• _Instructions to follow_
Return the number of lines that contain the word "icon", and return nothing else.

Stored items from a collection

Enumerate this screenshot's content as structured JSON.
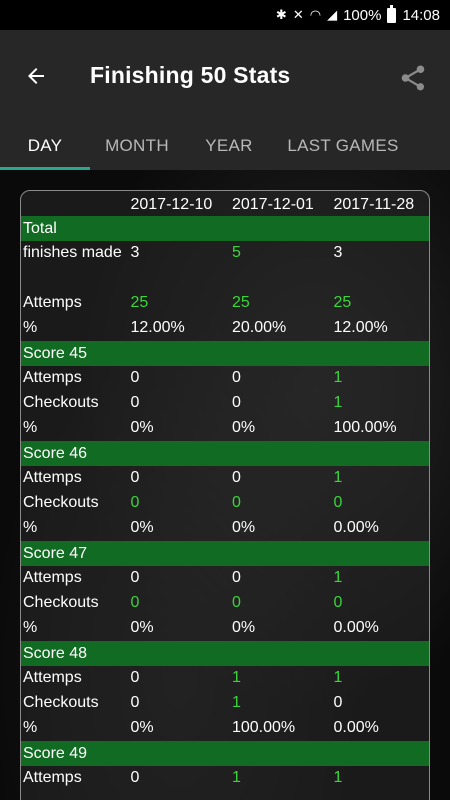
{
  "status": {
    "battery": "100%",
    "time": "14:08"
  },
  "header": {
    "title": "Finishing 50 Stats",
    "back_icon": "arrow-left-icon",
    "share_icon": "share-icon"
  },
  "tabs": [
    {
      "label": "DAY",
      "active": true
    },
    {
      "label": "MONTH",
      "active": false
    },
    {
      "label": "YEAR",
      "active": false
    },
    {
      "label": "LAST GAMES",
      "active": false
    }
  ],
  "table": {
    "columns": [
      "",
      "2017-12-10",
      "2017-12-01",
      "2017-11-28"
    ],
    "highlight_color": "#3cd43c",
    "section_color": "#126b22",
    "rows": [
      {
        "type": "section",
        "label": "Total"
      },
      {
        "type": "tall",
        "label": "finishes made",
        "values": [
          "3",
          "5",
          "3"
        ],
        "green": [
          false,
          true,
          false
        ]
      },
      {
        "type": "data",
        "label": "Attemps",
        "values": [
          "25",
          "25",
          "25"
        ],
        "green": [
          true,
          true,
          true
        ]
      },
      {
        "type": "data",
        "label": "%",
        "values": [
          "12.00%",
          "20.00%",
          "12.00%"
        ],
        "green": [
          false,
          false,
          false
        ]
      },
      {
        "type": "section",
        "label": "Score 45"
      },
      {
        "type": "data",
        "label": "Attemps",
        "values": [
          "0",
          "0",
          "1"
        ],
        "green": [
          false,
          false,
          true
        ]
      },
      {
        "type": "data",
        "label": "Checkouts",
        "values": [
          "0",
          "0",
          "1"
        ],
        "green": [
          false,
          false,
          true
        ]
      },
      {
        "type": "data",
        "label": "%",
        "values": [
          "0%",
          "0%",
          "100.00%"
        ],
        "green": [
          false,
          false,
          false
        ]
      },
      {
        "type": "section",
        "label": "Score 46"
      },
      {
        "type": "data",
        "label": "Attemps",
        "values": [
          "0",
          "0",
          "1"
        ],
        "green": [
          false,
          false,
          true
        ]
      },
      {
        "type": "data",
        "label": "Checkouts",
        "values": [
          "0",
          "0",
          "0"
        ],
        "green": [
          true,
          true,
          true
        ]
      },
      {
        "type": "data",
        "label": "%",
        "values": [
          "0%",
          "0%",
          "0.00%"
        ],
        "green": [
          false,
          false,
          false
        ]
      },
      {
        "type": "section",
        "label": "Score 47"
      },
      {
        "type": "data",
        "label": "Attemps",
        "values": [
          "0",
          "0",
          "1"
        ],
        "green": [
          false,
          false,
          true
        ]
      },
      {
        "type": "data",
        "label": "Checkouts",
        "values": [
          "0",
          "0",
          "0"
        ],
        "green": [
          true,
          true,
          true
        ]
      },
      {
        "type": "data",
        "label": "%",
        "values": [
          "0%",
          "0%",
          "0.00%"
        ],
        "green": [
          false,
          false,
          false
        ]
      },
      {
        "type": "section",
        "label": "Score 48"
      },
      {
        "type": "data",
        "label": "Attemps",
        "values": [
          "0",
          "1",
          "1"
        ],
        "green": [
          false,
          true,
          true
        ]
      },
      {
        "type": "data",
        "label": "Checkouts",
        "values": [
          "0",
          "1",
          "0"
        ],
        "green": [
          false,
          true,
          false
        ]
      },
      {
        "type": "data",
        "label": "%",
        "values": [
          "0%",
          "100.00%",
          "0.00%"
        ],
        "green": [
          false,
          false,
          false
        ]
      },
      {
        "type": "section",
        "label": "Score 49"
      },
      {
        "type": "data",
        "label": "Attemps",
        "values": [
          "0",
          "1",
          "1"
        ],
        "green": [
          false,
          true,
          true
        ]
      }
    ]
  }
}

• _Solution for this task_
2